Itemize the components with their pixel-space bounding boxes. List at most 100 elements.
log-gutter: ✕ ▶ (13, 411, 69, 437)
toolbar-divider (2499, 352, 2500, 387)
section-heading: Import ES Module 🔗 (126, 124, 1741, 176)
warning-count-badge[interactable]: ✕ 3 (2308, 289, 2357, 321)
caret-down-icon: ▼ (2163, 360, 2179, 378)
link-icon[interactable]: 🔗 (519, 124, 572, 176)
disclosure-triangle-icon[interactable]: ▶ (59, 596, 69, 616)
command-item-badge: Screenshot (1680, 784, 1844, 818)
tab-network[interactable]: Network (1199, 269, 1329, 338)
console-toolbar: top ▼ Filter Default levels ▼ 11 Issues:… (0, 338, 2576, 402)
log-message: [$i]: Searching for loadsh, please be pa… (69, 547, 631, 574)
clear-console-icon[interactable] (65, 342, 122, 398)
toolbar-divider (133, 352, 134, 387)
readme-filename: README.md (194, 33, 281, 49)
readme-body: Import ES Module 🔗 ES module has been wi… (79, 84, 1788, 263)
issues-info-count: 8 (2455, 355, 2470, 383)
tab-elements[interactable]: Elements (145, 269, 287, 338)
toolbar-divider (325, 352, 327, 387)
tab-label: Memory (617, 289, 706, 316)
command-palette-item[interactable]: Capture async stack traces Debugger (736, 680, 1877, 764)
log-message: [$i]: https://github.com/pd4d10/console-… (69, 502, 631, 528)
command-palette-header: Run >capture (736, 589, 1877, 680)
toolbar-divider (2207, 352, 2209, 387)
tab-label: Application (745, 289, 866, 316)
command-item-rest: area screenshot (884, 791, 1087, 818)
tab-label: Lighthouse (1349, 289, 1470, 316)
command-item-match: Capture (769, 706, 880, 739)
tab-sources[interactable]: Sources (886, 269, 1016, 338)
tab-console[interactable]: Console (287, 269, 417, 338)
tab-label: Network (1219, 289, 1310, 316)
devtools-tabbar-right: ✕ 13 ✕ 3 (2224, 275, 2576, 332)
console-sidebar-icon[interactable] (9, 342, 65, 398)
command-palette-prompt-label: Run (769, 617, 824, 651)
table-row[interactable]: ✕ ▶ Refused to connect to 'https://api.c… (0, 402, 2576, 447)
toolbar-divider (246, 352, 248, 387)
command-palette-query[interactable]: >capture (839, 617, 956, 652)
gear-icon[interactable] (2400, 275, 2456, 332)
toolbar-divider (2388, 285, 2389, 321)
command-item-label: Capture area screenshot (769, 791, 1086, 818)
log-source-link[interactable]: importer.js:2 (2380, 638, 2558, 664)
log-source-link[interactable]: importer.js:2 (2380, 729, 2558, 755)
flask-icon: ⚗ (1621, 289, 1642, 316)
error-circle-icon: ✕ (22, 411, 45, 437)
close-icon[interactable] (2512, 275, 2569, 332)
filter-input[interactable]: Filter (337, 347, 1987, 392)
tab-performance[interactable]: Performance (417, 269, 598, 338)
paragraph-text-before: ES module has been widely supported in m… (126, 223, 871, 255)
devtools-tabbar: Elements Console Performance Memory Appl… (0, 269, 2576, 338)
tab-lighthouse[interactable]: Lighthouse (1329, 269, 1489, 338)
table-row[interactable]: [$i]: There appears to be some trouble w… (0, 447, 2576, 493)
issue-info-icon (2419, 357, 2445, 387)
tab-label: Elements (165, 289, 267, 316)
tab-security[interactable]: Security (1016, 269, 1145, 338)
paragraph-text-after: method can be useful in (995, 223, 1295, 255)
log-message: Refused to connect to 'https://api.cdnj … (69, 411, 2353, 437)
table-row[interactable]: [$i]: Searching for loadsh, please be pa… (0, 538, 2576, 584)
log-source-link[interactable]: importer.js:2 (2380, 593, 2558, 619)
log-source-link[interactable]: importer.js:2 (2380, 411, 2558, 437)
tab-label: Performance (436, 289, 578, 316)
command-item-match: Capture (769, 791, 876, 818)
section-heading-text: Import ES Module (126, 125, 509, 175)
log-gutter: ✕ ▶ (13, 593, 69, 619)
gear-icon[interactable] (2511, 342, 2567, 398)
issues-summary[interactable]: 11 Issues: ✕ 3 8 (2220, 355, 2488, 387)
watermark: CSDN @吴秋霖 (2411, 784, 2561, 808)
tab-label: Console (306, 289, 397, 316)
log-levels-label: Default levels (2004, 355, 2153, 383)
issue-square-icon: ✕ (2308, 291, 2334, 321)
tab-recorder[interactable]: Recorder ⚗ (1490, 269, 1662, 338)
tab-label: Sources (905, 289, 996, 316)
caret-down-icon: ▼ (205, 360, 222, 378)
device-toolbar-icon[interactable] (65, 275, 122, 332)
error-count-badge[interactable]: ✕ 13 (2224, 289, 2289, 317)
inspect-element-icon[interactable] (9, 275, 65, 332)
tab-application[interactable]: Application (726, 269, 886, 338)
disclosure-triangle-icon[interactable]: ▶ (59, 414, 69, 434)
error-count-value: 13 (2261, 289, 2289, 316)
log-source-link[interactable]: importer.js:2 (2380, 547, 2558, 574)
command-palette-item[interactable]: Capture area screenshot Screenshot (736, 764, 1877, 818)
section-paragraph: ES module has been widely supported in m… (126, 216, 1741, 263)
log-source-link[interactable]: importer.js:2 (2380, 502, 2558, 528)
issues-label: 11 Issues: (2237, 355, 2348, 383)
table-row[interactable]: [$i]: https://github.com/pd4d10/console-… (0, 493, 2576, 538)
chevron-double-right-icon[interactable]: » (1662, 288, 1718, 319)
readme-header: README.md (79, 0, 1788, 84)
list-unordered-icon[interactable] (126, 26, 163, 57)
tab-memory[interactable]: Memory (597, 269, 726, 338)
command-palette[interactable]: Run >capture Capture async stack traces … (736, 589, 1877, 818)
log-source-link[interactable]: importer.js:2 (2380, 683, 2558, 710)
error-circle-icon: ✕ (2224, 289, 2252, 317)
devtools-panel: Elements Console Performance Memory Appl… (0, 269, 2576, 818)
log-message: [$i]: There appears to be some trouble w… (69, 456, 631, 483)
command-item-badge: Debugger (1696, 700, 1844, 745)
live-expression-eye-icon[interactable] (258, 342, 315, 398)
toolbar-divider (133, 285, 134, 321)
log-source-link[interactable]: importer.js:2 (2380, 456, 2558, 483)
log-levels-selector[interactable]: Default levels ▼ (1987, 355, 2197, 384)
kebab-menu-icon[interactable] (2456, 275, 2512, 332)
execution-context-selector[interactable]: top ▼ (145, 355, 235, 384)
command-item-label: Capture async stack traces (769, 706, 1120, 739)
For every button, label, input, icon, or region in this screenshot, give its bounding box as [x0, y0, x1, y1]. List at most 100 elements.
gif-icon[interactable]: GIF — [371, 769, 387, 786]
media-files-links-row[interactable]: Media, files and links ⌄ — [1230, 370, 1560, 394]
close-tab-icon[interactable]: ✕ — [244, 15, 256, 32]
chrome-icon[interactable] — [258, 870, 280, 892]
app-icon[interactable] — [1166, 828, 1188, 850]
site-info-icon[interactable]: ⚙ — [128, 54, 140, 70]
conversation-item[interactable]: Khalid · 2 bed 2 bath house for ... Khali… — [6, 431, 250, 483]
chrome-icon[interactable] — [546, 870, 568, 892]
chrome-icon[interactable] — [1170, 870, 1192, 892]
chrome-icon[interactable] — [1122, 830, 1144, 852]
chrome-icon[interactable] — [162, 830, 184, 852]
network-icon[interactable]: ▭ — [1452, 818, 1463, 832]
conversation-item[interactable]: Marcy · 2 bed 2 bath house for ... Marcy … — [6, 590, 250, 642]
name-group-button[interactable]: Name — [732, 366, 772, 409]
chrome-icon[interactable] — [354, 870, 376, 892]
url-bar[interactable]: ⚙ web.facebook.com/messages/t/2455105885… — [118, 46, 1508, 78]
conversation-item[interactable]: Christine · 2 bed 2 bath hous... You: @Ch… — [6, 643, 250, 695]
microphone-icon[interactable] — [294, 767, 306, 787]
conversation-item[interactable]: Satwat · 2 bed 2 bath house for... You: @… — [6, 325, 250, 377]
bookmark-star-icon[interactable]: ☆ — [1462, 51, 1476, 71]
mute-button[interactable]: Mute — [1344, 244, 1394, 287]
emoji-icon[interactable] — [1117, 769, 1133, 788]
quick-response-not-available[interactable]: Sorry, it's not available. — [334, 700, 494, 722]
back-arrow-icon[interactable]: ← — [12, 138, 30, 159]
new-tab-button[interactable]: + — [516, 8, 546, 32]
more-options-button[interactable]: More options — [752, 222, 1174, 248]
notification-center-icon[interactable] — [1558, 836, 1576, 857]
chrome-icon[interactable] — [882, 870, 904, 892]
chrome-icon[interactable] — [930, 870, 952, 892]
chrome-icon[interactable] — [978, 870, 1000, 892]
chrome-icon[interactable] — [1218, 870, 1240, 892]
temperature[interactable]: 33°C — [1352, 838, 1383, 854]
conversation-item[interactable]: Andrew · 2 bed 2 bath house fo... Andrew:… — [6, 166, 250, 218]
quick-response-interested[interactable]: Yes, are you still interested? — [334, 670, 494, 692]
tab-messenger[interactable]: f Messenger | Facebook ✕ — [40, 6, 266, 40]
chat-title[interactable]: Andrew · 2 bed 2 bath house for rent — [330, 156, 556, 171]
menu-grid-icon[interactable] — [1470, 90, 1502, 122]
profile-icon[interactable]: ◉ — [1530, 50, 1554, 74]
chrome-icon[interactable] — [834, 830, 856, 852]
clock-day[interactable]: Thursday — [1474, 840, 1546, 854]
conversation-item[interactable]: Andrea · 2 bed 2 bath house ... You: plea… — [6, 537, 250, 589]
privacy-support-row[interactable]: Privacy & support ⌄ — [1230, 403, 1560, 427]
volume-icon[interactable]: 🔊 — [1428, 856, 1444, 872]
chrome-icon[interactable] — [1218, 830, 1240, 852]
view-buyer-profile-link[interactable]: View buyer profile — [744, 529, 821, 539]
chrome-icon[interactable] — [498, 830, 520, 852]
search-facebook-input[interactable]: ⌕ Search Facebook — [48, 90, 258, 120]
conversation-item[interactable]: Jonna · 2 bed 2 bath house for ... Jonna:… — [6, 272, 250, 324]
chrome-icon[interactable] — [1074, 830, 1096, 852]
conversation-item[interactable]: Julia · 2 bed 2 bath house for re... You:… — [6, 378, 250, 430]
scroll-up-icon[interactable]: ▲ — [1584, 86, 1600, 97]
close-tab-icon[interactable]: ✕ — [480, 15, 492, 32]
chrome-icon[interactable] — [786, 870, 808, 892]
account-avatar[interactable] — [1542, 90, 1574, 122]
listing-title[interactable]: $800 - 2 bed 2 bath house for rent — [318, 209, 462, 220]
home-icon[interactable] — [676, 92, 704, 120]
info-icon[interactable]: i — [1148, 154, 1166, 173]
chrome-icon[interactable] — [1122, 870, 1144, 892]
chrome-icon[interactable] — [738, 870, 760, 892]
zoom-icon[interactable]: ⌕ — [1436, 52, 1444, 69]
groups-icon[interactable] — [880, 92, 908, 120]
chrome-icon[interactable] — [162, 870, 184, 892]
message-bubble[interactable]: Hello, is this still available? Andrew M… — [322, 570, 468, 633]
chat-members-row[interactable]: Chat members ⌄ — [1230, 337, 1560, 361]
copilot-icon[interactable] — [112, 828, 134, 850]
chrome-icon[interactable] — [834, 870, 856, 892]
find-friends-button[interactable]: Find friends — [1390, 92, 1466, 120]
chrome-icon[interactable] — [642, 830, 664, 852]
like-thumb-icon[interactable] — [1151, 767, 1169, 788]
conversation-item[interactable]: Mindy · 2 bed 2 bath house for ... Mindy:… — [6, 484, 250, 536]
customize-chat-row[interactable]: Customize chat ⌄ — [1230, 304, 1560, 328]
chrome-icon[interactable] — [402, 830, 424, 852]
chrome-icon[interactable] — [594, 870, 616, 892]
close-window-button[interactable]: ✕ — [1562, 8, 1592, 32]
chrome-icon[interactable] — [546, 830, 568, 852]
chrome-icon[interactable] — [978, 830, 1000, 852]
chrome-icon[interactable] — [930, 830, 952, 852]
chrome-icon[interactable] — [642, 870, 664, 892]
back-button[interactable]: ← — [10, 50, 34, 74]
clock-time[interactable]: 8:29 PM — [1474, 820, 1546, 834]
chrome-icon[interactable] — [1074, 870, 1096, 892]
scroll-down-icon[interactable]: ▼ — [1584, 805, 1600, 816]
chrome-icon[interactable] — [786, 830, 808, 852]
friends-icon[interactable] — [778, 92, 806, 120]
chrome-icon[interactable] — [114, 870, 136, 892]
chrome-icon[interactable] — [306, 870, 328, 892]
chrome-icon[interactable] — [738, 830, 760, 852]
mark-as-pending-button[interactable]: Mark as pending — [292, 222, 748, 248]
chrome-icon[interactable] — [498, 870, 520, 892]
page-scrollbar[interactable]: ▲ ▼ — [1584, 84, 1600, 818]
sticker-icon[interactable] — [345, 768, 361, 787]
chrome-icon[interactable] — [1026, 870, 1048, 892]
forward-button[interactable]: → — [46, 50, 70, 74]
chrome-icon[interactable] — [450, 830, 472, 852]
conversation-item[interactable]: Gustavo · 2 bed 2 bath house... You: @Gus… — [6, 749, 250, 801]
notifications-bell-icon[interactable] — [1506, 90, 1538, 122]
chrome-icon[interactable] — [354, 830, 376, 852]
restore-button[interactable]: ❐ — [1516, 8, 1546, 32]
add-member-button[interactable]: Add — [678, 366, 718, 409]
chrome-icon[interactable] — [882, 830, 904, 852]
....
_WORK REQUIRED_
Reproduce word for word the lines from the start of the records through the line that contains "tab-network[interactable]: Network (1199, 269, 1329, 338)", with that line included.

_WRITTEN ANSWER_
Itemize the components with their pixel-space bounding boxes. List at most 100 elements.
log-gutter: ✕ ▶ (13, 411, 69, 437)
toolbar-divider (2499, 352, 2500, 387)
section-heading: Import ES Module 🔗 (126, 124, 1741, 176)
warning-count-badge[interactable]: ✕ 3 (2308, 289, 2357, 321)
caret-down-icon: ▼ (2163, 360, 2179, 378)
link-icon[interactable]: 🔗 (519, 124, 572, 176)
disclosure-triangle-icon[interactable]: ▶ (59, 596, 69, 616)
command-item-badge: Screenshot (1680, 784, 1844, 818)
tab-network[interactable]: Network (1199, 269, 1329, 338)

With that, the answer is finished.